__SUPPLIED INFORMATION__.
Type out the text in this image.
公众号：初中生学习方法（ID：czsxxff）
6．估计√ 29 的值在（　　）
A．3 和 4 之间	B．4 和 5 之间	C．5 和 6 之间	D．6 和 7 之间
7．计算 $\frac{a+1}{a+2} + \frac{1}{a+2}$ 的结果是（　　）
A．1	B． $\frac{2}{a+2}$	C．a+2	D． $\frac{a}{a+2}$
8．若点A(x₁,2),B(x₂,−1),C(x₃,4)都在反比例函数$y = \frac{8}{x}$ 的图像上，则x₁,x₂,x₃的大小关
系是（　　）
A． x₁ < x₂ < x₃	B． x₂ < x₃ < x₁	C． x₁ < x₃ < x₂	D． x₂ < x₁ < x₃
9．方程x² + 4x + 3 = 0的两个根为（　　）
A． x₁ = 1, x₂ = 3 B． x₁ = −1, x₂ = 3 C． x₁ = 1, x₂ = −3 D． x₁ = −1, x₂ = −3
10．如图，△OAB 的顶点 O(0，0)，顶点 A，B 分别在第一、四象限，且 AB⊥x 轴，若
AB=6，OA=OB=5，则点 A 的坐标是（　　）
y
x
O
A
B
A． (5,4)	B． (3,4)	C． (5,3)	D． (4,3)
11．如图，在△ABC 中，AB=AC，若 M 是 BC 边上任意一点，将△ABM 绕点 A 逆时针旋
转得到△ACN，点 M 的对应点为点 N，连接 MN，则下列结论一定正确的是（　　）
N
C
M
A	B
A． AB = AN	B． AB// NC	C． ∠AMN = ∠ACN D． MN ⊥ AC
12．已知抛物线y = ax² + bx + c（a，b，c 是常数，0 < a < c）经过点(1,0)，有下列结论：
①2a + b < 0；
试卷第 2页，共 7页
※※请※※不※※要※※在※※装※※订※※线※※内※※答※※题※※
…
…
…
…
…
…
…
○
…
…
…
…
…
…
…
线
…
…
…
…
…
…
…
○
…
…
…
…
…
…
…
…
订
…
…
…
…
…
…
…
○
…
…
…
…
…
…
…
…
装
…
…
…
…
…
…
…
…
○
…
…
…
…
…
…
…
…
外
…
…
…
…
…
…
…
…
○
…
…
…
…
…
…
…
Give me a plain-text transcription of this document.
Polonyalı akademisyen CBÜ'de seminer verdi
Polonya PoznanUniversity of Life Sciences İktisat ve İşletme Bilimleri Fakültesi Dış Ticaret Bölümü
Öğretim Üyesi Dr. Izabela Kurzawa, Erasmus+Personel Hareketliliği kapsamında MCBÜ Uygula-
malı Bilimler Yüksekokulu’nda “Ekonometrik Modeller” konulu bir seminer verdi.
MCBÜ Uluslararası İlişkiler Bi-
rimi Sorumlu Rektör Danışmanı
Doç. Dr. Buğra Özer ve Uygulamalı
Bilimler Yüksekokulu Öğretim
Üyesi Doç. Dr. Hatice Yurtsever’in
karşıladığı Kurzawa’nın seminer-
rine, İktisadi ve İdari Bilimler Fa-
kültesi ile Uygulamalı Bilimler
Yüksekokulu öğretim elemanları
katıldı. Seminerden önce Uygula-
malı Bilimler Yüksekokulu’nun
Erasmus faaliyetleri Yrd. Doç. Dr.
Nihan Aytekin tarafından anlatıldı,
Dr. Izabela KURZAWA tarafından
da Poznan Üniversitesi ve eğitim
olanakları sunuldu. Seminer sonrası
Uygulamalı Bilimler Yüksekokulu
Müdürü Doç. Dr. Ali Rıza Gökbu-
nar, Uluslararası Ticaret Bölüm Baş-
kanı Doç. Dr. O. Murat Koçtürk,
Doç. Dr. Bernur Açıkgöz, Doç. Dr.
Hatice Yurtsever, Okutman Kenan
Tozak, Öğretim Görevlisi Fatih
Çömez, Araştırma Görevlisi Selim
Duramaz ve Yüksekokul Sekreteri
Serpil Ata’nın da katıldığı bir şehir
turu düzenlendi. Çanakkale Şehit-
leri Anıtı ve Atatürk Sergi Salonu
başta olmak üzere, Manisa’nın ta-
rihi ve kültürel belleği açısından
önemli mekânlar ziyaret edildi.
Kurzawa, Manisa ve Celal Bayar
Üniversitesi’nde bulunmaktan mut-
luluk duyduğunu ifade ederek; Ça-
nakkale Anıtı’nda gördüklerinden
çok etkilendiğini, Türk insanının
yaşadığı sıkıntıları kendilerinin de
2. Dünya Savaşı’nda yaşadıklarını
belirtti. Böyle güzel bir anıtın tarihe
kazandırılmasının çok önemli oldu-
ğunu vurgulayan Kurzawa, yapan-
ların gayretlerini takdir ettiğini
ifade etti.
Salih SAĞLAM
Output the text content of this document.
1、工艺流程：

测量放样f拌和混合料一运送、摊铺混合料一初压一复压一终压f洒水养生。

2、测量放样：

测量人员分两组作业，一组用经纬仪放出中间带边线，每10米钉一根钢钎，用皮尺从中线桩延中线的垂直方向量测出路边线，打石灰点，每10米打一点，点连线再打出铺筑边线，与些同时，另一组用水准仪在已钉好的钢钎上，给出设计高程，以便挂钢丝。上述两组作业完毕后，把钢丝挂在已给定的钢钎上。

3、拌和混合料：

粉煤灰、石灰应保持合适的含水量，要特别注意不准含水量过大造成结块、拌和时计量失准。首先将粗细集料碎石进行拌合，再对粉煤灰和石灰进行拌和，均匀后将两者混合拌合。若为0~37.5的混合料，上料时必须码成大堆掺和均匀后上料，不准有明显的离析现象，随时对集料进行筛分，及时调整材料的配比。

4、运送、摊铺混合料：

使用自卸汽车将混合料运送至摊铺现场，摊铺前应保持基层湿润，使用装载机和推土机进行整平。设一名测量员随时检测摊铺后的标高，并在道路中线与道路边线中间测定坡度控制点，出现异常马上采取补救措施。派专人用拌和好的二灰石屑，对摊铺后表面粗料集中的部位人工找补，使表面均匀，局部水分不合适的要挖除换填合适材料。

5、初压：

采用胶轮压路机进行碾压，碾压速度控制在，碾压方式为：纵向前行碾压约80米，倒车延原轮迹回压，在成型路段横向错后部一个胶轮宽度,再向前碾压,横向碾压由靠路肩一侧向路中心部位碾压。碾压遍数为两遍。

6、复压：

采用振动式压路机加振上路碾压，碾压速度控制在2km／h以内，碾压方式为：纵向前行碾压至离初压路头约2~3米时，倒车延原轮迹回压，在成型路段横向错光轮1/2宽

__YOUR OBJECTIVE__. Which lines contain the word "MCBÜ"? Copy each of them.

__THE REPLY__.
Öğretim Üyesi Dr. Izabela Kurzawa, Erasmus+Personel Hareketliliği kapsamında MCBÜ Uygula-
MCBÜ Uluslararası İlişkiler Bi-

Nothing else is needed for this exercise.